## What the exercise asks:
Write out the data below in full. Keep it exact.

## Given records:

════════════════

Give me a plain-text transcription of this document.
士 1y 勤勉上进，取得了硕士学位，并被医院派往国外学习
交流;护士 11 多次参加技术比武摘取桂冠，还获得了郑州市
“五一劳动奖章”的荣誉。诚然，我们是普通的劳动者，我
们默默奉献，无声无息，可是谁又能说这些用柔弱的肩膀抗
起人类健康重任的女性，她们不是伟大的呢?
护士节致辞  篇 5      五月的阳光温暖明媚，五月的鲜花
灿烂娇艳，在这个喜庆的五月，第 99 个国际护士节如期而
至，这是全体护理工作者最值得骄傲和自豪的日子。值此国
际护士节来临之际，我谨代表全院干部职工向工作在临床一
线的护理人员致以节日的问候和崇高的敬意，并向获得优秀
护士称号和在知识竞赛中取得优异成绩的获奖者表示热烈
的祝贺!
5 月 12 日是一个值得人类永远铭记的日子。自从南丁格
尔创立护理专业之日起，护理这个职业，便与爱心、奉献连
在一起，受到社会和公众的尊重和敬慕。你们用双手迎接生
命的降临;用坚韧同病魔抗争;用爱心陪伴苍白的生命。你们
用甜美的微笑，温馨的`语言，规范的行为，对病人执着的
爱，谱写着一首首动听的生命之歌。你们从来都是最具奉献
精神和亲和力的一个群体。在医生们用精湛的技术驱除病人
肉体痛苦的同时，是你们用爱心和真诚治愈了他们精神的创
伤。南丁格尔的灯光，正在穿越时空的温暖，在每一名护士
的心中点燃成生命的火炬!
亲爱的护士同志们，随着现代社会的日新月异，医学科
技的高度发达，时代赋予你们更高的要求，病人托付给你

════════════════

## Correct response:
Give me a plain-text transcription of this document.
士 1y 勤勉上进，取得了硕士学位，并被医院派往国外学习
交流;护士 11 多次参加技术比武摘取桂冠，还获得了郑州市
“五一劳动奖章”的荣誉。诚然，我们是普通的劳动者，我
们默默奉献，无声无息，可是谁又能说这些用柔弱的肩膀抗
起人类健康重任的女性，她们不是伟大的呢?
护士节致辞  篇 5      五月的阳光温暖明媚，五月的鲜花
灿烂娇艳，在这个喜庆的五月，第 99 个国际护士节如期而
至，这是全体护理工作者最值得骄傲和自豪的日子。值此国
际护士节来临之际，我谨代表全院干部职工向工作在临床一
线的护理人员致以节日的问候和崇高的敬意，并向获得优秀
护士称号和在知识竞赛中取得优异成绩的获奖者表示热烈
的祝贺!
5 月 12 日是一个值得人类永远铭记的日子。自从南丁格
尔创立护理专业之日起，护理这个职业，便与爱心、奉献连
在一起，受到社会和公众的尊重和敬慕。你们用双手迎接生
命的降临;用坚韧同病魔抗争;用爱心陪伴苍白的生命。你们
用甜美的微笑，温馨的`语言，规范的行为，对病人执着的
爱，谱写着一首首动听的生命之歌。你们从来都是最具奉献
精神和亲和力的一个群体。在医生们用精湛的技术驱除病人
肉体痛苦的同时，是你们用爱心和真诚治愈了他们精神的创
伤。南丁格尔的灯光，正在穿越时空的温暖，在每一名护士
的心中点燃成生命的火炬!
亲爱的护士同志们，随着现代社会的日新月异，医学科
技的高度发达，时代赋予你们更高的要求，病人托付给你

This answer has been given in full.